**LISTED RECORDS**
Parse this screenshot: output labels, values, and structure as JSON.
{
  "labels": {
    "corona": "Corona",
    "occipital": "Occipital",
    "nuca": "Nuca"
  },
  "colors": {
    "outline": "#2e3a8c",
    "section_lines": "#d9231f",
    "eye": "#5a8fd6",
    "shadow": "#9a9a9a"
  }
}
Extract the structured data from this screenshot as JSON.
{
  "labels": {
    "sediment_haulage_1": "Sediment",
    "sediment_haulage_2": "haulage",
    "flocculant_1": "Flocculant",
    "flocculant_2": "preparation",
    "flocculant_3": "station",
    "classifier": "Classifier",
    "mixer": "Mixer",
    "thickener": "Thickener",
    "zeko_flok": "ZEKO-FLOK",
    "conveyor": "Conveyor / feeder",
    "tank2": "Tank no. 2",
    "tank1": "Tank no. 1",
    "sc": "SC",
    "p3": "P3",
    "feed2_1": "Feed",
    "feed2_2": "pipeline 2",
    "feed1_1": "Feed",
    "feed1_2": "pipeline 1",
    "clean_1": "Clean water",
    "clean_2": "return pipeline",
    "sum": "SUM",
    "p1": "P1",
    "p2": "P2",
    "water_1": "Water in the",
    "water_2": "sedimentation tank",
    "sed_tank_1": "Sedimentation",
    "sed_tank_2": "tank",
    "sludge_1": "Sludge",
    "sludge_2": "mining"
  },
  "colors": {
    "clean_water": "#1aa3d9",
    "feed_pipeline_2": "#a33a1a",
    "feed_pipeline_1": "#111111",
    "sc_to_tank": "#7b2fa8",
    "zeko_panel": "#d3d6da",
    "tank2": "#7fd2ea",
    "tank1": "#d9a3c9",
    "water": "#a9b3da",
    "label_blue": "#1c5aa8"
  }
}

**WHAT THE TASK ASKS**
Repeat the preceding lines exactly, please, every one of them.

**RESPONSE TO THE TASK**
Parse this screenshot: output labels, values, and structure as JSON.
{
  "labels": {
    "corona": "Corona",
    "occipital": "Occipital",
    "nuca": "Nuca"
  },
  "colors": {
    "outline": "#2e3a8c",
    "section_lines": "#d9231f",
    "eye": "#5a8fd6",
    "shadow": "#9a9a9a"
  }
}
Extract the structured data from this screenshot as JSON.
{
  "labels": {
    "sediment_haulage_1": "Sediment",
    "sediment_haulage_2": "haulage",
    "flocculant_1": "Flocculant",
    "flocculant_2": "preparation",
    "flocculant_3": "station",
    "classifier": "Classifier",
    "mixer": "Mixer",
    "thickener": "Thickener",
    "zeko_flok": "ZEKO-FLOK",
    "conveyor": "Conveyor / feeder",
    "tank2": "Tank no. 2",
    "tank1": "Tank no. 1",
    "sc": "SC",
    "p3": "P3",
    "feed2_1": "Feed",
    "feed2_2": "pipeline 2",
    "feed1_1": "Feed",
    "feed1_2": "pipeline 1",
    "clean_1": "Clean water",
    "clean_2": "return pipeline",
    "sum": "SUM",
    "p1": "P1",
    "p2": "P2",
    "water_1": "Water in the",
    "water_2": "sedimentation tank",
    "sed_tank_1": "Sedimentation",
    "sed_tank_2": "tank",
    "sludge_1": "Sludge",
    "sludge_2": "mining"
  },
  "colors": {
    "clean_water": "#1aa3d9",
    "feed_pipeline_2": "#a33a1a",
    "feed_pipeline_1": "#111111",
    "sc_to_tank": "#7b2fa8",
    "zeko_panel": "#d3d6da",
    "tank2": "#7fd2ea",
    "tank1": "#d9a3c9",
    "water": "#a9b3da",
    "label_blue": "#1c5aa8"
  }
}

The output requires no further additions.